> _Task description_
Nothing but the lines from the one containing "Read out every word on this page." to the end of the data should be returned, exactly as written; pictures are omitted.
((
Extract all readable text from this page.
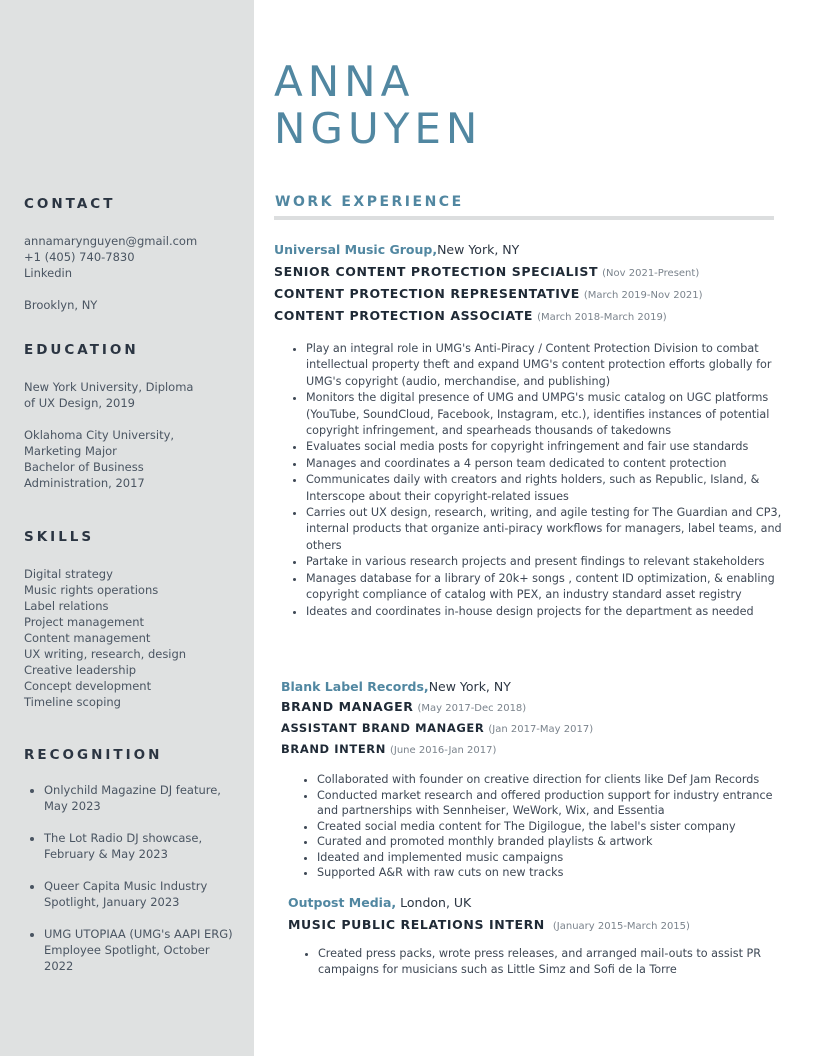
CONTACT
annamarynguyen@gmail.com
+1 (405) 740-7830
Linkedin
Brooklyn, NY
EDUCATION
New York University, Diploma
of UX Design, 2019
Oklahoma City University,
Marketing Major
Bachelor of Business
Administration, 2017
SKILLS
Digital strategy
Music rights operations
Label relations
Project management
Content management
UX writing, research, design
Creative leadership
Concept development
Timeline scoping
RECOGNITION
• Onlychild Magazine DJ feature, May 2023
• The Lot Radio DJ showcase, February & May 2023
• Queer Capita Music Industry Spotlight, January 2023
• UMG UTOPIAA (UMG's AAPI ERG) Employee Spotlight, October 2022
ANNA
NGUYEN
WORK EXPERIENCE
Universal Music Group,New York, NY
SENIOR CONTENT PROTECTION SPECIALIST (Nov 2021-Present)
CONTENT PROTECTION REPRESENTATIVE (March 2019-Nov 2021)
CONTENT PROTECTION ASSOCIATE (March 2018-March 2019)
• Play an integral role in UMG's Anti-Piracy / Content Protection Division to combat intellectual property theft and expand UMG's content protection efforts globally for UMG's copyright (audio, merchandise, and publishing)
• Monitors the digital presence of UMG and UMPG's music catalog on UGC platforms (YouTube, SoundCloud, Facebook, Instagram, etc.), identifies instances of potential copyright infringement, and spearheads thousands of takedowns
• Evaluates social media posts for copyright infringement and fair use standards
• Manages and coordinates a 4 person team dedicated to content protection
• Communicates daily with creators and rights holders, such as Republic, Island, & Interscope about their copyright-related issues
• Carries out UX design, research, writing, and agile testing for The Guardian and CP3, internal products that organize anti-piracy workflows for managers, label teams, and others
• Partake in various research projects and present findings to relevant stakeholders
• Manages database for a library of 20k+ songs , content ID optimization, & enabling copyright compliance of catalog with PEX, an industry standard asset registry
• Ideates and coordinates in-house design projects for the department as needed
Blank Label Records,New York, NY
BRAND MANAGER (May 2017-Dec 2018)
ASSISTANT BRAND MANAGER (Jan 2017-May 2017)
BRAND INTERN (June 2016-Jan 2017)
• Collaborated with founder on creative direction for clients like Def Jam Records
• Conducted market research and offered production support for industry entrance and partnerships with Sennheiser, WeWork, Wix, and Essentia
• Created social media content for The Digilogue, the label's sister company
• Curated and promoted monthly branded playlists & artwork
• Ideated and implemented music campaigns
• Supported A&R with raw cuts on new tracks
Outpost Media, London, UK
MUSIC PUBLIC RELATIONS INTERN (January 2015-March 2015)
• Created press packs, wrote press releases, and arranged mail-outs to assist PR campaigns for musicians such as Little Simz and Sofi de la Torre
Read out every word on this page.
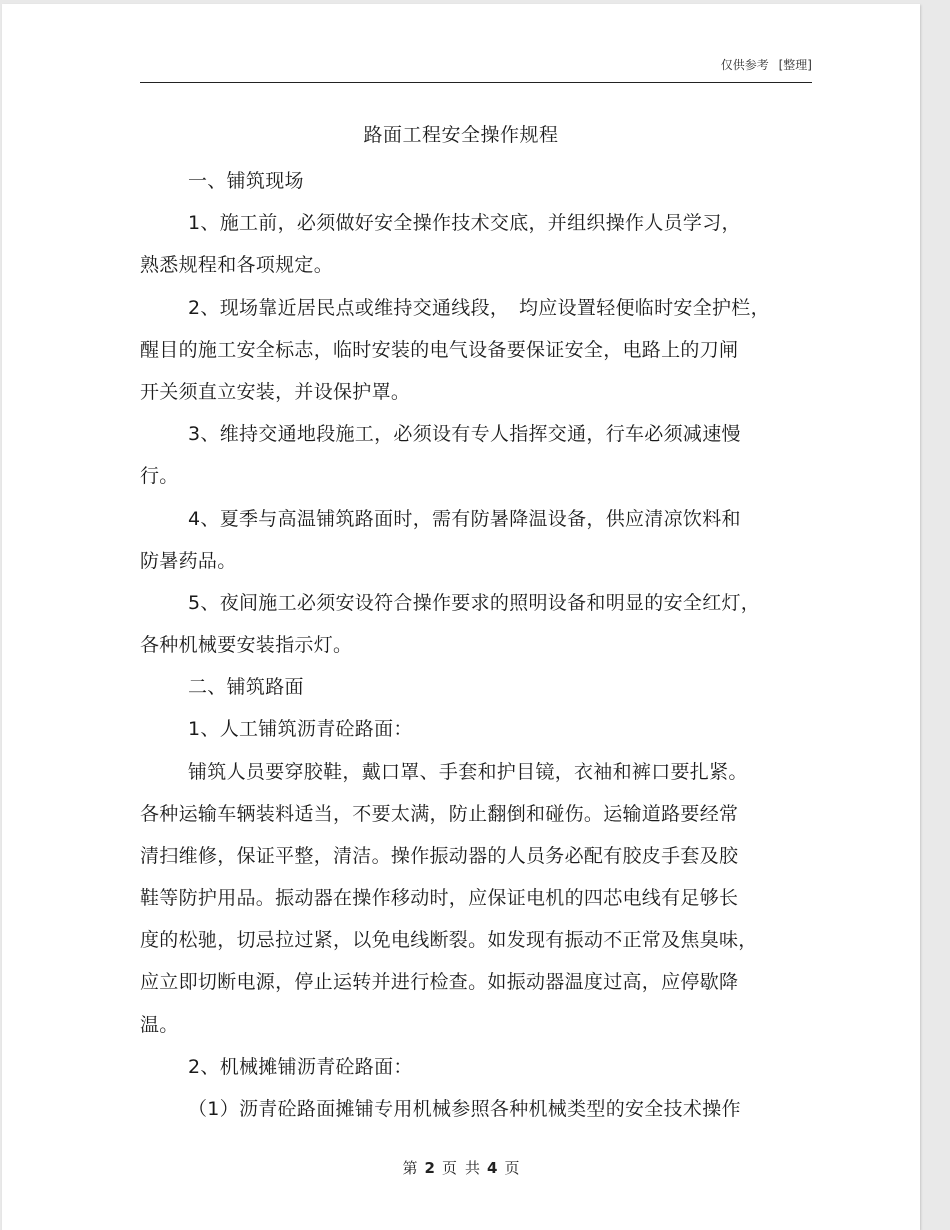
仅供参考 [整理]
路面工程安全操作规程
一、铺筑现场
1、施工前，必须做好安全操作技术交底，并组织操作人员学习，
熟悉规程和各项规定。
2、现场靠近居民点或维持交通线段，　均应设置轻便临时安全护栏，
醒目的施工安全标志，临时安装的电气设备要保证安全，电路上的刀闸
开关须直立安装，并设保护罩。
3、维持交通地段施工，必须设有专人指挥交通，行车必须减速慢
行。
4、夏季与高温铺筑路面时，需有防暑降温设备，供应清凉饮料和
防暑药品。
5、夜间施工必须安设符合操作要求的照明设备和明显的安全红灯，
各种机械要安装指示灯。
二、铺筑路面
1、人工铺筑沥青砼路面：
铺筑人员要穿胶鞋，戴口罩、手套和护目镜，衣袖和裤口要扎紧。
各种运输车辆装料适当，不要太满，防止翻倒和碰伤。运输道路要经常
清扫维修，保证平整，清洁。操作振动器的人员务必配有胶皮手套及胶
鞋等防护用品。振动器在操作移动时，应保证电机的四芯电线有足够长
度的松驰，切忌拉过紧，以免电线断裂。如发现有振动不正常及焦臭味，
应立即切断电源，停止运转并进行检查。如振动器温度过高，应停歇降
温。
2、机械摊铺沥青砼路面：
（1）沥青砼路面摊铺专用机械参照各种机械类型的安全技术操作
第 2 页 共 4 页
))
> _Full response_
Read out every word on this page.
仅供参考 [整理]
路面工程安全操作规程
一、铺筑现场
1、施工前，必须做好安全操作技术交底，并组织操作人员学习，
熟悉规程和各项规定。
2、现场靠近居民点或维持交通线段，　均应设置轻便临时安全护栏，
醒目的施工安全标志，临时安装的电气设备要保证安全，电路上的刀闸
开关须直立安装，并设保护罩。
3、维持交通地段施工，必须设有专人指挥交通，行车必须减速慢
行。
4、夏季与高温铺筑路面时，需有防暑降温设备，供应清凉饮料和
防暑药品。
5、夜间施工必须安设符合操作要求的照明设备和明显的安全红灯，
各种机械要安装指示灯。
二、铺筑路面
1、人工铺筑沥青砼路面：
铺筑人员要穿胶鞋，戴口罩、手套和护目镜，衣袖和裤口要扎紧。
各种运输车辆装料适当，不要太满，防止翻倒和碰伤。运输道路要经常
清扫维修，保证平整，清洁。操作振动器的人员务必配有胶皮手套及胶
鞋等防护用品。振动器在操作移动时，应保证电机的四芯电线有足够长
度的松驰，切忌拉过紧，以免电线断裂。如发现有振动不正常及焦臭味，
应立即切断电源，停止运转并进行检查。如振动器温度过高，应停歇降
温。
2、机械摊铺沥青砼路面：
（1）沥青砼路面摊铺专用机械参照各种机械类型的安全技术操作
第 2 页 共 4 页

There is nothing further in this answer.